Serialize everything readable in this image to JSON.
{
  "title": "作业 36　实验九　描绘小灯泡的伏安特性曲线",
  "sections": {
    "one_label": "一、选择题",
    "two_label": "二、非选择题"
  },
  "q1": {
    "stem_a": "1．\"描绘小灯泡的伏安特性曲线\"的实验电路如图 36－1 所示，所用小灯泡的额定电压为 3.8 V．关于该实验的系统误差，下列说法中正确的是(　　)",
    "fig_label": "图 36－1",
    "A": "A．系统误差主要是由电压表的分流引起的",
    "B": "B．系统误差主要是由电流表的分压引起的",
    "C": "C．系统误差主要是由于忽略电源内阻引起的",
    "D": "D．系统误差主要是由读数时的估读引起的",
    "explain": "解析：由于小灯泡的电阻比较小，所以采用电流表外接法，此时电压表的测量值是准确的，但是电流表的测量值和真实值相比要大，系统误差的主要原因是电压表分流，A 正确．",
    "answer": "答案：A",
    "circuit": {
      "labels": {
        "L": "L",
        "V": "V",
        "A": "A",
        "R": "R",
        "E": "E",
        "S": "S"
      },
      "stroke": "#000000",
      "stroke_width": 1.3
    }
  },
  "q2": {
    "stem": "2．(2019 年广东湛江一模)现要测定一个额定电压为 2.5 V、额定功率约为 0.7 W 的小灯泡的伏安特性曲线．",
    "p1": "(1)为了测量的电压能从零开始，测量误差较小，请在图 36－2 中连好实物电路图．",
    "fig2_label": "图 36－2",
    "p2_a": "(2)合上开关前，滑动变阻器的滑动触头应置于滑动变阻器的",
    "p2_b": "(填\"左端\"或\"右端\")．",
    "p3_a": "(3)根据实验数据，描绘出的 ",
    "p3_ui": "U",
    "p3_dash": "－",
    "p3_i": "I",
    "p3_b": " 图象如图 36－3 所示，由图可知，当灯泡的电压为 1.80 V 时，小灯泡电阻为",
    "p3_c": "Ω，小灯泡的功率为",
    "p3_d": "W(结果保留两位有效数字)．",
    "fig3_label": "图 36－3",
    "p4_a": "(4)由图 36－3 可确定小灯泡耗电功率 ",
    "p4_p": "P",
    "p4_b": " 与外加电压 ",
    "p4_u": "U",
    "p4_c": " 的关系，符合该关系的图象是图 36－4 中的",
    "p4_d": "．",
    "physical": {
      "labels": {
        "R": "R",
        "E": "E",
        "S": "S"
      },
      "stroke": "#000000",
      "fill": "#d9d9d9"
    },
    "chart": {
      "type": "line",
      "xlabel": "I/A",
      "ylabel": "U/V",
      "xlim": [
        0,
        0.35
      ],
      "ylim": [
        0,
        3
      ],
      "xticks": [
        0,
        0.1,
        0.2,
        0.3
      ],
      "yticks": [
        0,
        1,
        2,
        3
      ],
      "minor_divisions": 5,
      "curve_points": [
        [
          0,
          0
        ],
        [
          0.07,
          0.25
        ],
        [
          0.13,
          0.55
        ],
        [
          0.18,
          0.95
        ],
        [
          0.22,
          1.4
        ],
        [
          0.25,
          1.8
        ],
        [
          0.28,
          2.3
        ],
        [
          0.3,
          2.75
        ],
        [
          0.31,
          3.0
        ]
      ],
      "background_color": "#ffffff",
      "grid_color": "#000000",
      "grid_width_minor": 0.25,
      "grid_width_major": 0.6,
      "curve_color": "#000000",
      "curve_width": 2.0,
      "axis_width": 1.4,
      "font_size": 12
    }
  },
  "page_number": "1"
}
•••••
Using the listing above, pull out all lines that hold the word "描绘小灯泡的伏安特性曲线".

*Task response*.
  "title": "作业 36　实验九　描绘小灯泡的伏安特性曲线",
    "stem_a": "1．\"描绘小灯泡的伏安特性曲线\"的实验电路如图 36－1 所示，所用小灯泡的额定电压为 3.8 V．关于该实验的系统误差，下列说法中正确的是(　　)",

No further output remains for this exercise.